• Task directions: Check every line below for the word "Main" and copy the ones that have it.

• Extracted information:
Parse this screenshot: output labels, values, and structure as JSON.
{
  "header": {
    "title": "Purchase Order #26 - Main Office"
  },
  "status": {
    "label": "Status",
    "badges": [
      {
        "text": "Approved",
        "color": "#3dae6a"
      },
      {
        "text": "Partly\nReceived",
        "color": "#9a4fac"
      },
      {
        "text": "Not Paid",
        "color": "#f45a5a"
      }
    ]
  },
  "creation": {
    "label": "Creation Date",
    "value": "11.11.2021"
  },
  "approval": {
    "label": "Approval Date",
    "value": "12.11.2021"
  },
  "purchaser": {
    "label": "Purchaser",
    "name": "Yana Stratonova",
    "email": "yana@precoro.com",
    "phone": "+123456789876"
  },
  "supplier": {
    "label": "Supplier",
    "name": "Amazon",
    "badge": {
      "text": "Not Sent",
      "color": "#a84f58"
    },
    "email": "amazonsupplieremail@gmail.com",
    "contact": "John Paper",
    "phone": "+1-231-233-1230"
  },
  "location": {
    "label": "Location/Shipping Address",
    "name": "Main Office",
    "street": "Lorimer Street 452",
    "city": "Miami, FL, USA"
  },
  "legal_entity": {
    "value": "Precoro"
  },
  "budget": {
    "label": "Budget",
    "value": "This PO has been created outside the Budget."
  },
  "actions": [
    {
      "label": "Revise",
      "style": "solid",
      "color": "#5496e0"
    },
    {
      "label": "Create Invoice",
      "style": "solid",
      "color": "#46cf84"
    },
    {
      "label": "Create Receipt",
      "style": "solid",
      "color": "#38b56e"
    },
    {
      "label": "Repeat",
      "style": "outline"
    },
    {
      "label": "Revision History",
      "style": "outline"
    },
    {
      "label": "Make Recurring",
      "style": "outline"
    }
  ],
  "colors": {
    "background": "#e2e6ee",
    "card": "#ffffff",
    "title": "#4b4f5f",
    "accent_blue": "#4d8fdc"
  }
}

• Task answer:
    "title": "Purchase Order #26 - Main Office"
    "name": "Main Office",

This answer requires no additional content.